• [TASK TO COMPLETE]: Please output the records below in full, exactly as given, but without the images.

■ ■ ■

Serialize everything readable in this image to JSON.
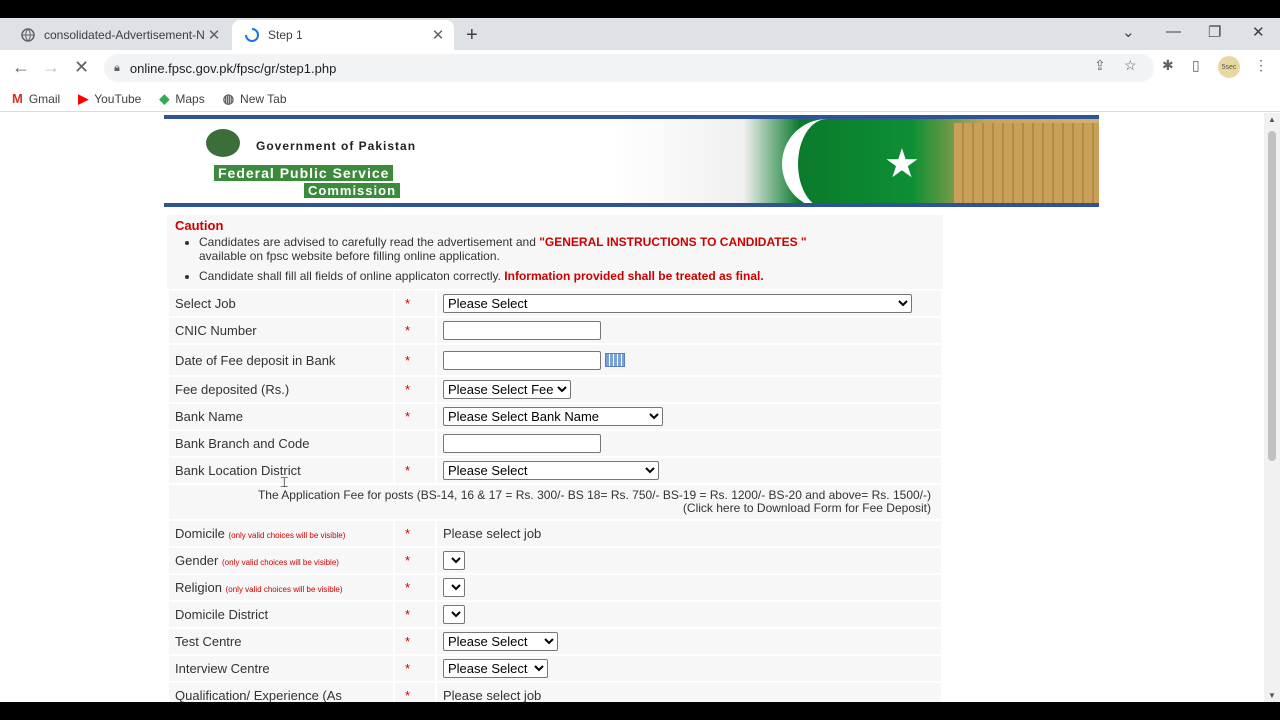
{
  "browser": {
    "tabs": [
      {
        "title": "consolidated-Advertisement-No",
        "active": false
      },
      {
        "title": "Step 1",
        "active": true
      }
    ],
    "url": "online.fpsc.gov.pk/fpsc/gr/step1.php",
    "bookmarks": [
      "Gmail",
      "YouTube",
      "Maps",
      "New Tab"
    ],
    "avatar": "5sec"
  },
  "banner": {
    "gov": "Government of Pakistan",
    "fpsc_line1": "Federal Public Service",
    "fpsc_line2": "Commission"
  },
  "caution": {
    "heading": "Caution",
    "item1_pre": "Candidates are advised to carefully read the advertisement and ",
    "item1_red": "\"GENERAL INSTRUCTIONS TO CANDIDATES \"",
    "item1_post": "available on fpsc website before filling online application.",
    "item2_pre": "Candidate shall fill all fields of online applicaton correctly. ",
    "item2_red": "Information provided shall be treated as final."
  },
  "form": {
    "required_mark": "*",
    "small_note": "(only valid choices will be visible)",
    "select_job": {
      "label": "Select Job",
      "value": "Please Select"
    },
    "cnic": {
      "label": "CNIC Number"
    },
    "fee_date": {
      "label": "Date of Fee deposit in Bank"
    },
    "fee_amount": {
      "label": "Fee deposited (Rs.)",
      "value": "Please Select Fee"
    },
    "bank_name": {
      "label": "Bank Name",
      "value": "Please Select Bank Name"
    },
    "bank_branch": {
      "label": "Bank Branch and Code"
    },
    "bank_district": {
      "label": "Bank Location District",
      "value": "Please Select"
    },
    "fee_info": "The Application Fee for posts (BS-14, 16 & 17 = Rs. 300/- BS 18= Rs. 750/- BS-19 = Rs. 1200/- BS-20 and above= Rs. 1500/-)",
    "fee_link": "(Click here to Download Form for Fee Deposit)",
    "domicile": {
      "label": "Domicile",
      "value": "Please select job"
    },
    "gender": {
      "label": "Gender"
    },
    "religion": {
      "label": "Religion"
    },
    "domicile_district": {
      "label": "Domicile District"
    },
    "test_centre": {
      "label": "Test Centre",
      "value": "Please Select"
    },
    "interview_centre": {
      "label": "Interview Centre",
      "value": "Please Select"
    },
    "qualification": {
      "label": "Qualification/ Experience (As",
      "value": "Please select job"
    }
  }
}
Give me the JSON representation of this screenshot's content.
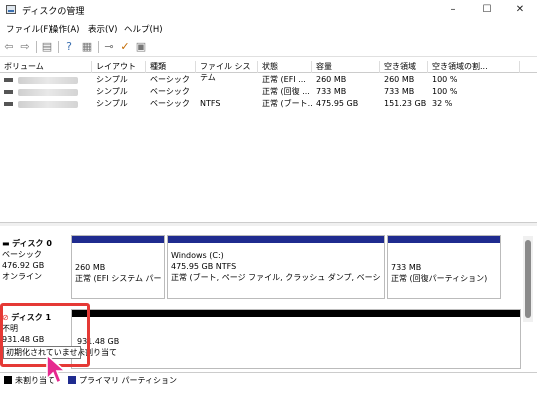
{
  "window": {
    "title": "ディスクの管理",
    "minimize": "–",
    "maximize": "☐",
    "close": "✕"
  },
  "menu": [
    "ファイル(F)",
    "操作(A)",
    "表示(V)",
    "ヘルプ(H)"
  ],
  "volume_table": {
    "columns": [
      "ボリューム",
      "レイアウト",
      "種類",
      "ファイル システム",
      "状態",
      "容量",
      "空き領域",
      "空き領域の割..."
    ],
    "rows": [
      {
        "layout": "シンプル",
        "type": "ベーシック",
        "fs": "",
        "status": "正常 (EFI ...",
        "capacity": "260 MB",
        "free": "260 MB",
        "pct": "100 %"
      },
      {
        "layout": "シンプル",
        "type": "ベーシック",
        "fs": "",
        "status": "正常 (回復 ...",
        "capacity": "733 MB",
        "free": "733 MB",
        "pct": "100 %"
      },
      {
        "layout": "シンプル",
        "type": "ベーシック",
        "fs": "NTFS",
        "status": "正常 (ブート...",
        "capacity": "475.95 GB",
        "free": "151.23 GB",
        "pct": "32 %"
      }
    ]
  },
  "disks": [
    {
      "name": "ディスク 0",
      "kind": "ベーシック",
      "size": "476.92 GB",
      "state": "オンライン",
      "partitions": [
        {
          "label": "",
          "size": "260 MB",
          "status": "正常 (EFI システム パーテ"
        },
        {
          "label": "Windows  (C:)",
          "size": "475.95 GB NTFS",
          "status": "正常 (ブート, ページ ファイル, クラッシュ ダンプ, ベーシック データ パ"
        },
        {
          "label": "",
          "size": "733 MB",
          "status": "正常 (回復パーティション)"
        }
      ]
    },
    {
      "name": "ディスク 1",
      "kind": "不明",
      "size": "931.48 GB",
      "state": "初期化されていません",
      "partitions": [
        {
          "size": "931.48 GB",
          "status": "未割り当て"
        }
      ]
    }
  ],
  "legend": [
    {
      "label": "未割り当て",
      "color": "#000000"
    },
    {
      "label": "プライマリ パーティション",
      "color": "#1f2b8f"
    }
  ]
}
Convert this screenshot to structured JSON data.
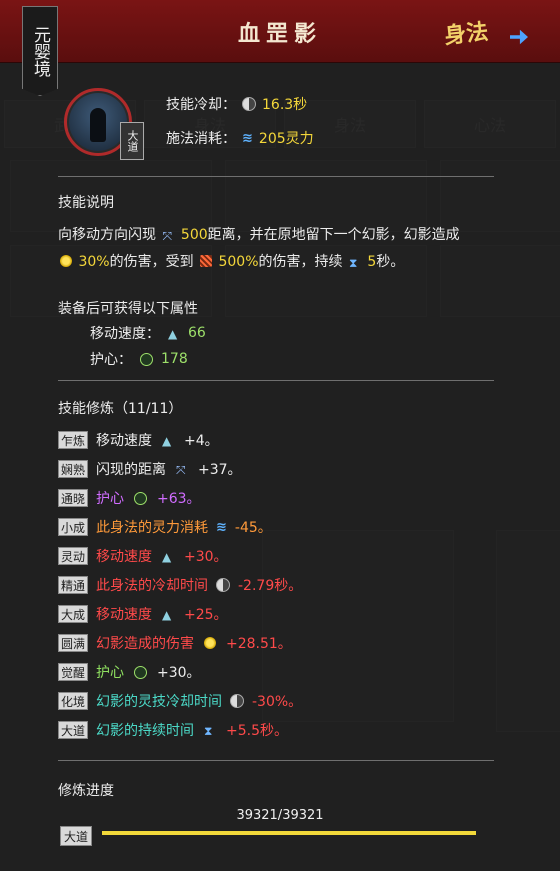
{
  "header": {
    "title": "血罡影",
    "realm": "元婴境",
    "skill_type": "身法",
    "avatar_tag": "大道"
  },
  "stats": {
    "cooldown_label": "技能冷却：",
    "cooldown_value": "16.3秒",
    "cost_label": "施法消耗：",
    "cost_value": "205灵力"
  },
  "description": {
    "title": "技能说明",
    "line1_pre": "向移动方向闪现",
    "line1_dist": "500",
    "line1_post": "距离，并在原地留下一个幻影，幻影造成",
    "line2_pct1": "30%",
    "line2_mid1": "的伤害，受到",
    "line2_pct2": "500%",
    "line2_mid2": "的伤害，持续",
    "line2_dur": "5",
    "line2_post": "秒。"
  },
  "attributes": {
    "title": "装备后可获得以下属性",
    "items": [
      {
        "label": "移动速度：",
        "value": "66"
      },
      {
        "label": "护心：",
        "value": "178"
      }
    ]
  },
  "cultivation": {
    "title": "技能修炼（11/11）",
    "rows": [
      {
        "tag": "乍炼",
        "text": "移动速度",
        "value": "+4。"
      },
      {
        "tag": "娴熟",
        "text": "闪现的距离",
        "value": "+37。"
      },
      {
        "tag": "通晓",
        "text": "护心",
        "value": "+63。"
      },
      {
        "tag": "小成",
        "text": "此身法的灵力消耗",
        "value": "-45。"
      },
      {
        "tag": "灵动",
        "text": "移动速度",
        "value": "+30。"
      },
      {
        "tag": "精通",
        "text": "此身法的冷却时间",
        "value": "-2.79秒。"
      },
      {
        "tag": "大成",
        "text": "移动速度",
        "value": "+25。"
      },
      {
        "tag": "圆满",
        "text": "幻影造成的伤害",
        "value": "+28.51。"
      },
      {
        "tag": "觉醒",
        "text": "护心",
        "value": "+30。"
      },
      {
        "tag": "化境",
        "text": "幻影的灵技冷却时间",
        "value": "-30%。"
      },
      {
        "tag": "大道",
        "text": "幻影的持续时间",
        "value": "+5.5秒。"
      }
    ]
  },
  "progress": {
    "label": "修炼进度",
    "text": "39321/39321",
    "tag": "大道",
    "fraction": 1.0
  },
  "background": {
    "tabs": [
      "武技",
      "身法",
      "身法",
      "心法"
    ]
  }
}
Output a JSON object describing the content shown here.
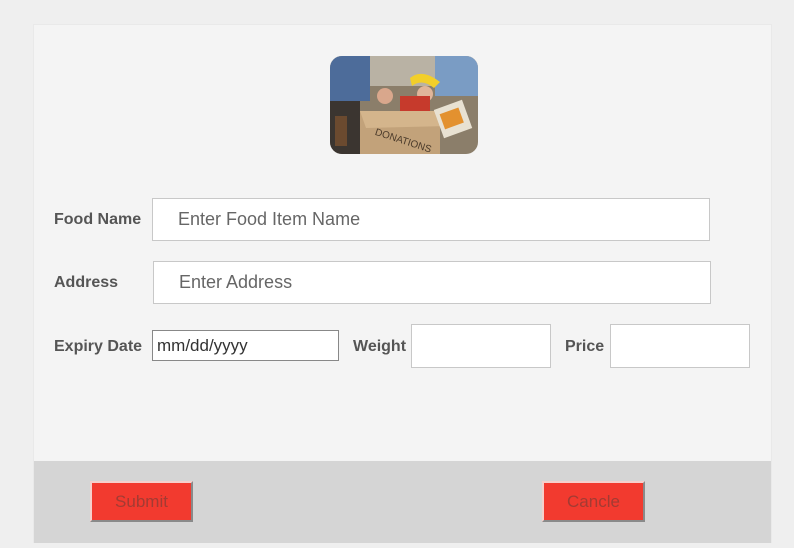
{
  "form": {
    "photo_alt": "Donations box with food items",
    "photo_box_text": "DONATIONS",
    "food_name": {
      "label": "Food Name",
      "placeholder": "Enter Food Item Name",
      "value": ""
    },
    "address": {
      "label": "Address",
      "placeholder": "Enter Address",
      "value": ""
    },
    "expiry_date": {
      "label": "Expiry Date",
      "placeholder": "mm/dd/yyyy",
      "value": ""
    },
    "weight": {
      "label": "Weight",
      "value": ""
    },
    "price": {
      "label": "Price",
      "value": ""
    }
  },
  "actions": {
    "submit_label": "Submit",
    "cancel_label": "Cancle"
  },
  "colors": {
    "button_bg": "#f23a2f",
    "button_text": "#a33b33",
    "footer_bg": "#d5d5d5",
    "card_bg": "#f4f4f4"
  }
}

■ ■ ■

• [RESPONSE]:
Serialize everything readable in this image to JSON.
{
  "browser": {
    "tabs": [
      {
        "title": "consolidated-Advertisement-No",
        "active": false
      },
      {
        "title": "Step 1",
        "active": true
      }
    ],
    "url": "online.fpsc.gov.pk/fpsc/gr/step1.php",
    "bookmarks": [
      "Gmail",
      "YouTube",
      "Maps",
      "New Tab"
    ],
    "avatar": "5sec"
  },
  "banner": {
    "gov": "Government of Pakistan",
    "fpsc_line1": "Federal Public Service",
    "fpsc_line2": "Commission"
  },
  "caution": {
    "heading": "Caution",
    "item1_pre": "Candidates are advised to carefully read the advertisement and ",
    "item1_red": "\"GENERAL INSTRUCTIONS TO CANDIDATES \"",
    "item1_post": "available on fpsc website before filling online application.",
    "item2_pre": "Candidate shall fill all fields of online applicaton correctly. ",
    "item2_red": "Information provided shall be treated as final."
  },
  "form": {
    "required_mark": "*",
    "small_note": "(only valid choices will be visible)",
    "select_job": {
      "label": "Select Job",
      "value": "Please Select"
    },
    "cnic": {
      "label": "CNIC Number"
    },
    "fee_date": {
      "label": "Date of Fee deposit in Bank"
    },
    "fee_amount": {
      "label": "Fee deposited (Rs.)",
      "value": "Please Select Fee"
    },
    "bank_name": {
      "label": "Bank Name",
      "value": "Please Select Bank Name"
    },
    "bank_branch": {
      "label": "Bank Branch and Code"
    },
    "bank_district": {
      "label": "Bank Location District",
      "value": "Please Select"
    },
    "fee_info": "The Application Fee for posts (BS-14, 16 & 17 = Rs. 300/- BS 18= Rs. 750/- BS-19 = Rs. 1200/- BS-20 and above= Rs. 1500/-)",
    "fee_link": "(Click here to Download Form for Fee Deposit)",
    "domicile": {
      "label": "Domicile",
      "value": "Please select job"
    },
    "gender": {
      "label": "Gender"
    },
    "religion": {
      "label": "Religion"
    },
    "domicile_district": {
      "label": "Domicile District"
    },
    "test_centre": {
      "label": "Test Centre",
      "value": "Please Select"
    },
    "interview_centre": {
      "label": "Interview Centre",
      "value": "Please Select"
    },
    "qualification": {
      "label": "Qualification/ Experience (As",
      "value": "Please select job"
    }
  }
}
Give me the JSON representation of this screenshot's content.
{
  "window": {
    "title": "ディスクの管理",
    "minimize": "–",
    "maximize": "☐",
    "close": "✕"
  },
  "menu": [
    "ファイル(F)",
    "操作(A)",
    "表示(V)",
    "ヘルプ(H)"
  ],
  "volume_table": {
    "columns": [
      "ボリューム",
      "レイアウト",
      "種類",
      "ファイル システム",
      "状態",
      "容量",
      "空き領域",
      "空き領域の割..."
    ],
    "rows": [
      {
        "layout": "シンプル",
        "type": "ベーシック",
        "fs": "",
        "status": "正常 (EFI ...",
        "capacity": "260 MB",
        "free": "260 MB",
        "pct": "100 %"
      },
      {
        "layout": "シンプル",
        "type": "ベーシック",
        "fs": "",
        "status": "正常 (回復 ...",
        "capacity": "733 MB",
        "free": "733 MB",
        "pct": "100 %"
      },
      {
        "layout": "シンプル",
        "type": "ベーシック",
        "fs": "NTFS",
        "status": "正常 (ブート...",
        "capacity": "475.95 GB",
        "free": "151.23 GB",
        "pct": "32 %"
      }
    ]
  },
  "disks": [
    {
      "name": "ディスク 0",
      "kind": "ベーシック",
      "size": "476.92 GB",
      "state": "オンライン",
      "partitions": [
        {
          "label": "",
          "size": "260 MB",
          "status": "正常 (EFI システム パーテ"
        },
        {
          "label": "Windows  (C:)",
          "size": "475.95 GB NTFS",
          "status": "正常 (ブート, ページ ファイル, クラッシュ ダンプ, ベーシック データ パ"
        },
        {
          "label": "",
          "size": "733 MB",
          "status": "正常 (回復パーティション)"
        }
      ]
    },
    {
      "name": "ディスク 1",
      "kind": "不明",
      "size": "931.48 GB",
      "state": "初期化されていません",
      "partitions": [
        {
          "size": "931.48 GB",
          "status": "未割り当て"
        }
      ]
    }
  ],
  "legend": [
    {
      "label": "未割り当て",
      "color": "#000000"
    },
    {
      "label": "プライマリ パーティション",
      "color": "#1f2b8f"
    }
  ]
}
Convert this screenshot to structured JSON data.
{
  "header": {
    "title": "血罡影",
    "realm": "元婴境",
    "skill_type": "身法",
    "avatar_tag": "大道"
  },
  "stats": {
    "cooldown_label": "技能冷却：",
    "cooldown_value": "16.3秒",
    "cost_label": "施法消耗：",
    "cost_value": "205灵力"
  },
  "description": {
    "title": "技能说明",
    "line1_pre": "向移动方向闪现",
    "line1_dist": "500",
    "line1_post": "距离，并在原地留下一个幻影，幻影造成",
    "line2_pct1": "30%",
    "line2_mid1": "的伤害，受到",
    "line2_pct2": "500%",
    "line2_mid2": "的伤害，持续",
    "line2_dur": "5",
    "line2_post": "秒。"
  },
  "attributes": {
    "title": "装备后可获得以下属性",
    "items": [
      {
        "label": "移动速度：",
        "value": "66"
      },
      {
        "label": "护心：",
        "value": "178"
      }
    ]
  },
  "cultivation": {
    "title": "技能修炼（11/11）",
    "rows": [
      {
        "tag": "乍炼",
        "text": "移动速度",
        "value": "+4。"
      },
      {
        "tag": "娴熟",
        "text": "闪现的距离",
        "value": "+37。"
      },
      {
        "tag": "通晓",
        "text": "护心",
        "value": "+63。"
      },
      {
        "tag": "小成",
        "text": "此身法的灵力消耗",
        "value": "-45。"
      },
      {
        "tag": "灵动",
        "text": "移动速度",
        "value": "+30。"
      },
      {
        "tag": "精通",
        "text": "此身法的冷却时间",
        "value": "-2.79秒。"
      },
      {
        "tag": "大成",
        "text": "移动速度",
        "value": "+25。"
      },
      {
        "tag": "圆满",
        "text": "幻影造成的伤害",
        "value": "+28.51。"
      },
      {
        "tag": "觉醒",
        "text": "护心",
        "value": "+30。"
      },
      {
        "tag": "化境",
        "text": "幻影的灵技冷却时间",
        "value": "-30%。"
      },
      {
        "tag": "大道",
        "text": "幻影的持续时间",
        "value": "+5.5秒。"
      }
    ]
  },
  "progress": {
    "label": "修炼进度",
    "text": "39321/39321",
    "tag": "大道",
    "fraction": 1.0
  },
  "background": {
    "tabs": [
      "武技",
      "身法",
      "身法",
      "心法"
    ]
  }
}
Output a JSON object describing the content shown here.
{
  "form": {
    "photo_alt": "Donations box with food items",
    "photo_box_text": "DONATIONS",
    "food_name": {
      "label": "Food Name",
      "placeholder": "Enter Food Item Name",
      "value": ""
    },
    "address": {
      "label": "Address",
      "placeholder": "Enter Address",
      "value": ""
    },
    "expiry_date": {
      "label": "Expiry Date",
      "placeholder": "mm/dd/yyyy",
      "value": ""
    },
    "weight": {
      "label": "Weight",
      "value": ""
    },
    "price": {
      "label": "Price",
      "value": ""
    }
  },
  "actions": {
    "submit_label": "Submit",
    "cancel_label": "Cancle"
  },
  "colors": {
    "button_bg": "#f23a2f",
    "button_text": "#a33b33",
    "footer_bg": "#d5d5d5",
    "card_bg": "#f4f4f4"
  }
}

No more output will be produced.